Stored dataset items

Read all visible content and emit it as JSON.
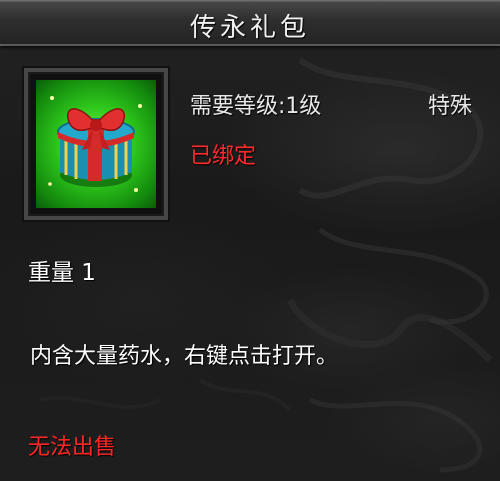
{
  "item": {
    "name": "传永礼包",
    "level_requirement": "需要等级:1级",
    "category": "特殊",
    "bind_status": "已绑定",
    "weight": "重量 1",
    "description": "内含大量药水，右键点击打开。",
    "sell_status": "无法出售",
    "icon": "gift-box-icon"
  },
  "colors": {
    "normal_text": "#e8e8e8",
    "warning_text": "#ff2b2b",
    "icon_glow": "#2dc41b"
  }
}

==

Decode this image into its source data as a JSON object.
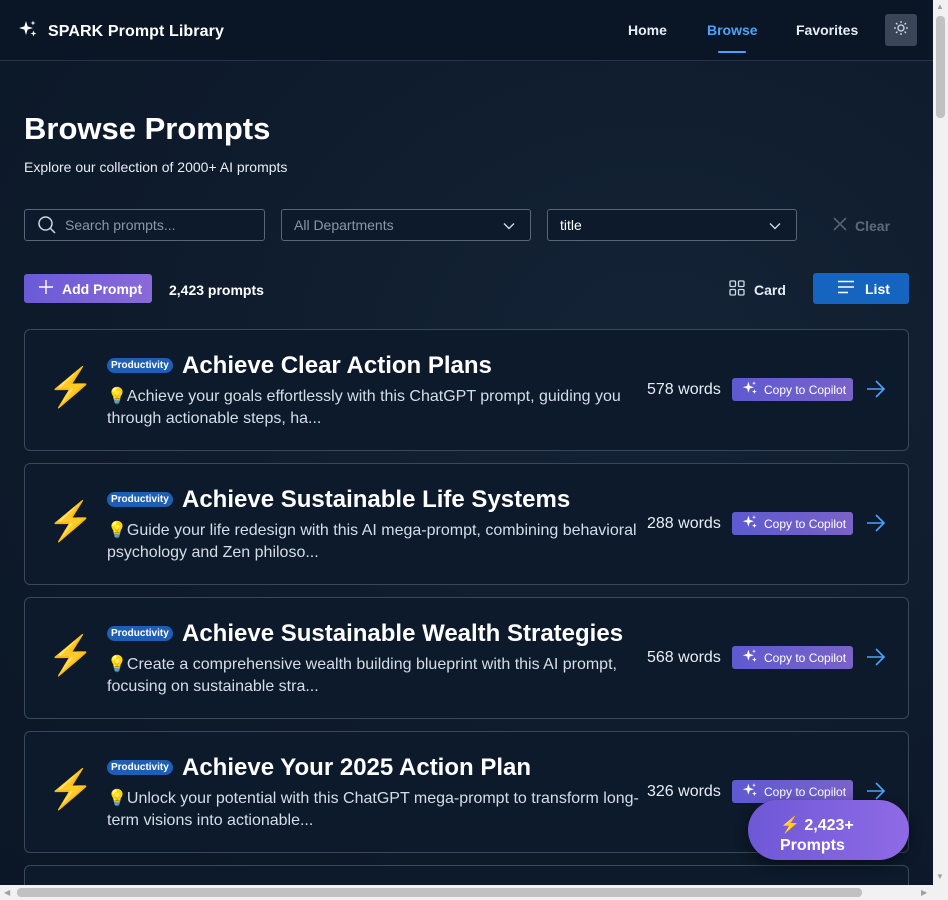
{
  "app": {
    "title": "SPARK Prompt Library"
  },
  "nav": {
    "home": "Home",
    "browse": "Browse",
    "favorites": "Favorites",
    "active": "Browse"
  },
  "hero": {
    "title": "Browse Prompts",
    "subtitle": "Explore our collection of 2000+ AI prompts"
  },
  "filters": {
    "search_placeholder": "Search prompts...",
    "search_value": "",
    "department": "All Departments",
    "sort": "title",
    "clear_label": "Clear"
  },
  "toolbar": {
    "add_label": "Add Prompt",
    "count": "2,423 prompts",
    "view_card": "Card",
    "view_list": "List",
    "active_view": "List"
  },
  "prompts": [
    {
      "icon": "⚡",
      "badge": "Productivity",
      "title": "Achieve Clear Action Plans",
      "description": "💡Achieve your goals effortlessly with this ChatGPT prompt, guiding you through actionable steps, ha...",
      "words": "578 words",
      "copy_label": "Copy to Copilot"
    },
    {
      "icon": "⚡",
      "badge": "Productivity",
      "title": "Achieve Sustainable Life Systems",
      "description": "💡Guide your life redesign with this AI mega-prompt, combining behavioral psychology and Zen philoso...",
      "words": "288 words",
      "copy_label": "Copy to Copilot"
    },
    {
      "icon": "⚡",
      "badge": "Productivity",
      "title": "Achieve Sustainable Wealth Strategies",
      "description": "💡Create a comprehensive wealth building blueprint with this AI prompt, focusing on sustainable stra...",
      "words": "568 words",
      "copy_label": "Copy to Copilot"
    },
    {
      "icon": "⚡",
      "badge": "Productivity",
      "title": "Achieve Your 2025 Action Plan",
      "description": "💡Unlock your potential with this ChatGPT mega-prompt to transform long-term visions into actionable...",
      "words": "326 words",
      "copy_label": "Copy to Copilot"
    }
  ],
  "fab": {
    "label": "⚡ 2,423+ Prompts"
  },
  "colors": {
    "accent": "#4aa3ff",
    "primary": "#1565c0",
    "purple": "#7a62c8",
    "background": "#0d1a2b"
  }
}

---

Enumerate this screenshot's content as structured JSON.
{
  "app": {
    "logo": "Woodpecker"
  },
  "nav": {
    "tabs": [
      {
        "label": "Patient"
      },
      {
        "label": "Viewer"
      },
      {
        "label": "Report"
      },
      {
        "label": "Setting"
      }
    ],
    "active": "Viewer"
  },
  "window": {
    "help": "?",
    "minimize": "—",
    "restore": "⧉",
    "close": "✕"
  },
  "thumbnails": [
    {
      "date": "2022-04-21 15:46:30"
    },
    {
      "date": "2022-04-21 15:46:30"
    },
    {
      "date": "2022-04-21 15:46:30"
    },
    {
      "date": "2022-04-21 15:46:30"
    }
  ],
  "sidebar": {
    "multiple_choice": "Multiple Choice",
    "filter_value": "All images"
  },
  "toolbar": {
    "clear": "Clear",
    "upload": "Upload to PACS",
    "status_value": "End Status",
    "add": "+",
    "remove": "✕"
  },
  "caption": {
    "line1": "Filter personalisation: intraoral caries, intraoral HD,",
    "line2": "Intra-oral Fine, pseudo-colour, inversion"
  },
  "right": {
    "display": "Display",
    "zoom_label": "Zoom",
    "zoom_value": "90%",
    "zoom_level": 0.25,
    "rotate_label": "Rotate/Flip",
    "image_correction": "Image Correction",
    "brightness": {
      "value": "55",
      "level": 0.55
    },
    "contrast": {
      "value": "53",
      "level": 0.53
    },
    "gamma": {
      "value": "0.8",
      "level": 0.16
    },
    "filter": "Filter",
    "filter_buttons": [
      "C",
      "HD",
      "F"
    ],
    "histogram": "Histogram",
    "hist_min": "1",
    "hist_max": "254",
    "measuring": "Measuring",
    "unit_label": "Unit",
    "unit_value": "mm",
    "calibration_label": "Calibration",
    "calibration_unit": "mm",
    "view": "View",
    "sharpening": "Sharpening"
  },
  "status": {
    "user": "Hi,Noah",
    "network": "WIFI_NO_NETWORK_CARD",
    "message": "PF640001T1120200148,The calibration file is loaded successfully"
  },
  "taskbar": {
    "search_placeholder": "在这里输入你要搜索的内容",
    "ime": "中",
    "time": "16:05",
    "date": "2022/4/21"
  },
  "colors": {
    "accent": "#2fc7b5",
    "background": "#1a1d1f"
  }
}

• Given task:
All lines above containing the string "with" are to be collected.

• Task answer:
      "description": "💡Achieve your goals effortlessly with this ChatGPT prompt, guiding you through actionable steps, ha...",
      "description": "💡Guide your life redesign with this AI mega-prompt, combining behavioral psychology and Zen philoso...",
      "description": "💡Create a comprehensive wealth building blueprint with this AI prompt, focusing on sustainable stra...",
      "description": "💡Unlock your potential with this ChatGPT mega-prompt to transform long-term visions into actionable...",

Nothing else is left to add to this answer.